◆ Work to do ◆
In your copy, include every line of the listing below exactly but none of the pictures.

>>>

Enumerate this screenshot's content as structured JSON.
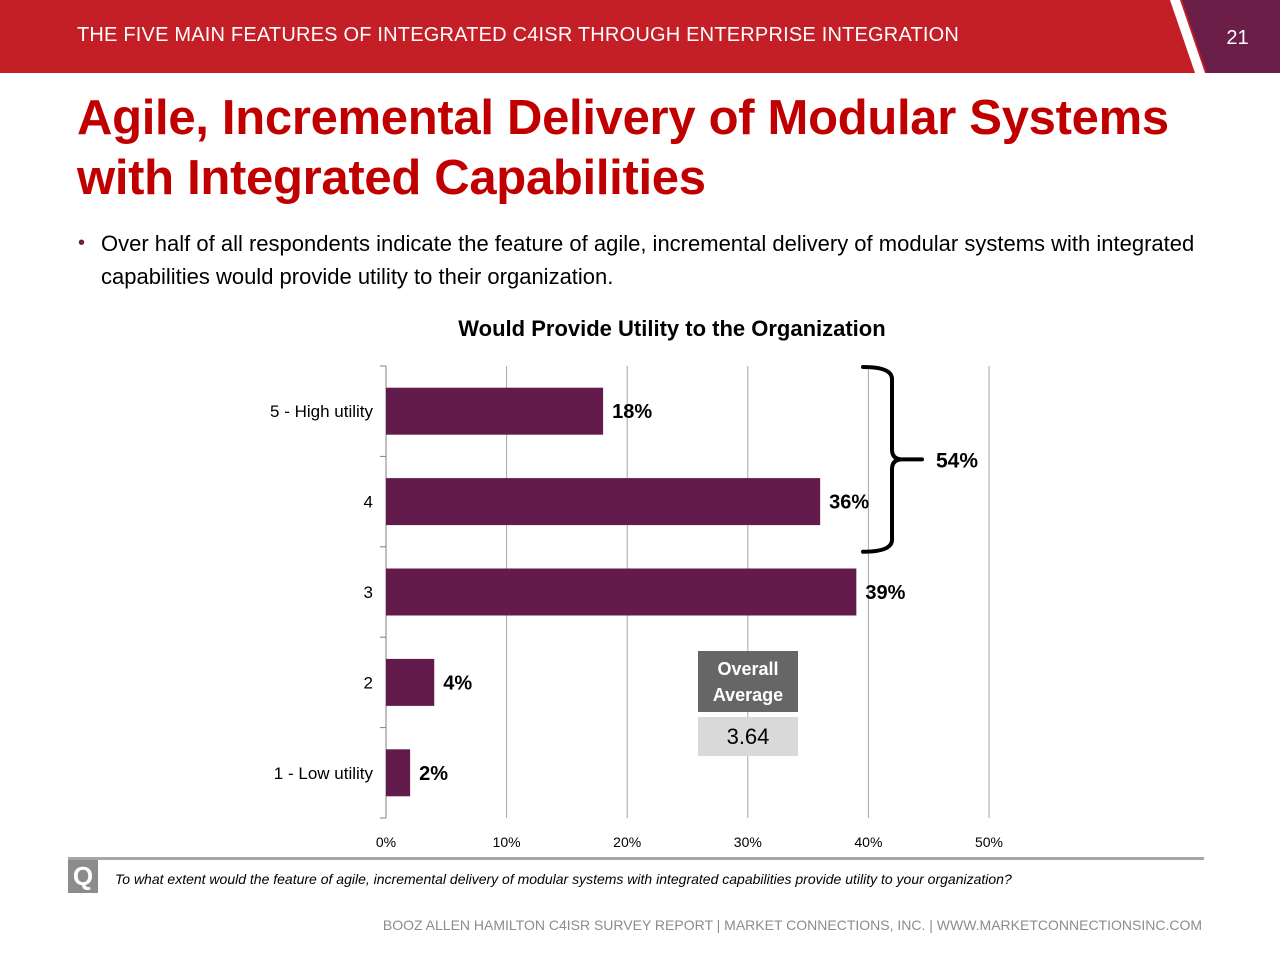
{
  "header": {
    "title": "THE FIVE MAIN FEATURES OF INTEGRATED C4ISR THROUGH ENTERPRISE INTEGRATION",
    "page_number": "21",
    "colors": {
      "band": "#c41e26",
      "tab": "#6b1e47"
    }
  },
  "slide": {
    "title_line1": "Agile, Incremental Delivery of Modular Systems",
    "title_line2": "with Integrated Capabilities",
    "bullet_symbol": "•",
    "bullet_text": "Over half of all respondents indicate the feature of agile, incremental delivery of modular systems with integrated capabilities would provide utility to their organization."
  },
  "chart_data": {
    "type": "bar",
    "orientation": "horizontal",
    "title": "Would Provide Utility to the Organization",
    "categories": [
      "5 - High utility",
      "4",
      "3",
      "2",
      "1 - Low utility"
    ],
    "values": [
      18,
      36,
      39,
      4,
      2
    ],
    "value_labels": [
      "18%",
      "36%",
      "39%",
      "4%",
      "2%"
    ],
    "xlim": [
      0,
      50
    ],
    "xticks": [
      0,
      10,
      20,
      30,
      40,
      50
    ],
    "xtick_labels": [
      "0%",
      "10%",
      "20%",
      "30%",
      "40%",
      "50%"
    ],
    "grid": true,
    "bar_color": "#621b4b",
    "bracket": {
      "categories": [
        "5 - High utility",
        "4"
      ],
      "label": "54%"
    }
  },
  "overall_average": {
    "label_line1": "Overall",
    "label_line2": "Average",
    "value": "3.64"
  },
  "question": {
    "badge": "Q",
    "text": "To what extent would the feature of agile, incremental delivery of modular systems with integrated capabilities provide utility  to your organization?"
  },
  "footer": {
    "text": "BOOZ ALLEN HAMILTON C4ISR SURVEY REPORT   |   MARKET CONNECTIONS, INC.  |  WWW.MARKETCONNECTIONSINC.COM"
  }
}
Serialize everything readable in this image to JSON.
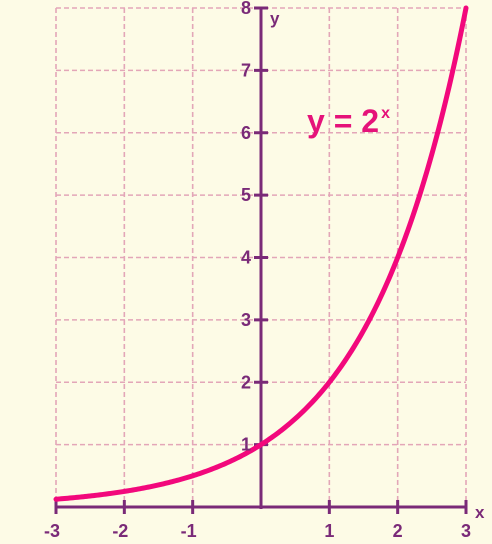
{
  "chart_data": {
    "type": "line",
    "title": "",
    "xlabel": "x",
    "ylabel": "y",
    "xlim": [
      -3,
      3
    ],
    "ylim": [
      0,
      8
    ],
    "grid": true,
    "x_ticks": [
      "-3",
      "-2",
      "-1",
      "1",
      "2",
      "3"
    ],
    "y_ticks": [
      "1",
      "2",
      "3",
      "4",
      "5",
      "6",
      "7",
      "8"
    ],
    "series": [
      {
        "name": "y = 2^x",
        "x": [
          -3,
          -2.5,
          -2,
          -1.5,
          -1,
          -0.5,
          0,
          0.5,
          1,
          1.5,
          2,
          2.5,
          3
        ],
        "y": [
          0.125,
          0.177,
          0.25,
          0.354,
          0.5,
          0.707,
          1,
          1.414,
          2,
          2.828,
          4,
          5.657,
          8
        ]
      }
    ],
    "annotation": {
      "base": "y = 2",
      "exponent": "x"
    },
    "colors": {
      "background": "#fdfbe6",
      "axis": "#7a2a78",
      "grid": "#e3a6b8",
      "curve": "#f2087c",
      "equation": "#e5127a"
    }
  }
}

<<<

◆ Exercise solution ◆
Enumerate this screenshot's content as structured JSON.
{
  "header": {
    "title": "THE FIVE MAIN FEATURES OF INTEGRATED C4ISR THROUGH ENTERPRISE INTEGRATION",
    "page_number": "21",
    "colors": {
      "band": "#c41e26",
      "tab": "#6b1e47"
    }
  },
  "slide": {
    "title_line1": "Agile, Incremental Delivery of Modular Systems",
    "title_line2": "with Integrated Capabilities",
    "bullet_symbol": "•",
    "bullet_text": "Over half of all respondents indicate the feature of agile, incremental delivery of modular systems with integrated capabilities would provide utility to their organization."
  },
  "chart_data": {
    "type": "bar",
    "orientation": "horizontal",
    "title": "Would Provide Utility to the Organization",
    "categories": [
      "5 - High utility",
      "4",
      "3",
      "2",
      "1 - Low utility"
    ],
    "values": [
      18,
      36,
      39,
      4,
      2
    ],
    "value_labels": [
      "18%",
      "36%",
      "39%",
      "4%",
      "2%"
    ],
    "xlim": [
      0,
      50
    ],
    "xticks": [
      0,
      10,
      20,
      30,
      40,
      50
    ],
    "xtick_labels": [
      "0%",
      "10%",
      "20%",
      "30%",
      "40%",
      "50%"
    ],
    "grid": true,
    "bar_color": "#621b4b",
    "bracket": {
      "categories": [
        "5 - High utility",
        "4"
      ],
      "label": "54%"
    }
  },
  "overall_average": {
    "label_line1": "Overall",
    "label_line2": "Average",
    "value": "3.64"
  },
  "question": {
    "badge": "Q",
    "text": "To what extent would the feature of agile, incremental delivery of modular systems with integrated capabilities provide utility  to your organization?"
  },
  "footer": {
    "text": "BOOZ ALLEN HAMILTON C4ISR SURVEY REPORT   |   MARKET CONNECTIONS, INC.  |  WWW.MARKETCONNECTIONSINC.COM"
  }
}
Serialize everything readable in this image to JSON.
{
  "chart_data": {
    "type": "line",
    "title": "",
    "xlabel": "x",
    "ylabel": "y",
    "xlim": [
      -3,
      3
    ],
    "ylim": [
      0,
      8
    ],
    "grid": true,
    "x_ticks": [
      "-3",
      "-2",
      "-1",
      "1",
      "2",
      "3"
    ],
    "y_ticks": [
      "1",
      "2",
      "3",
      "4",
      "5",
      "6",
      "7",
      "8"
    ],
    "series": [
      {
        "name": "y = 2^x",
        "x": [
          -3,
          -2.5,
          -2,
          -1.5,
          -1,
          -0.5,
          0,
          0.5,
          1,
          1.5,
          2,
          2.5,
          3
        ],
        "y": [
          0.125,
          0.177,
          0.25,
          0.354,
          0.5,
          0.707,
          1,
          1.414,
          2,
          2.828,
          4,
          5.657,
          8
        ]
      }
    ],
    "annotation": {
      "base": "y = 2",
      "exponent": "x"
    },
    "colors": {
      "background": "#fdfbe6",
      "axis": "#7a2a78",
      "grid": "#e3a6b8",
      "curve": "#f2087c",
      "equation": "#e5127a"
    }
  }
}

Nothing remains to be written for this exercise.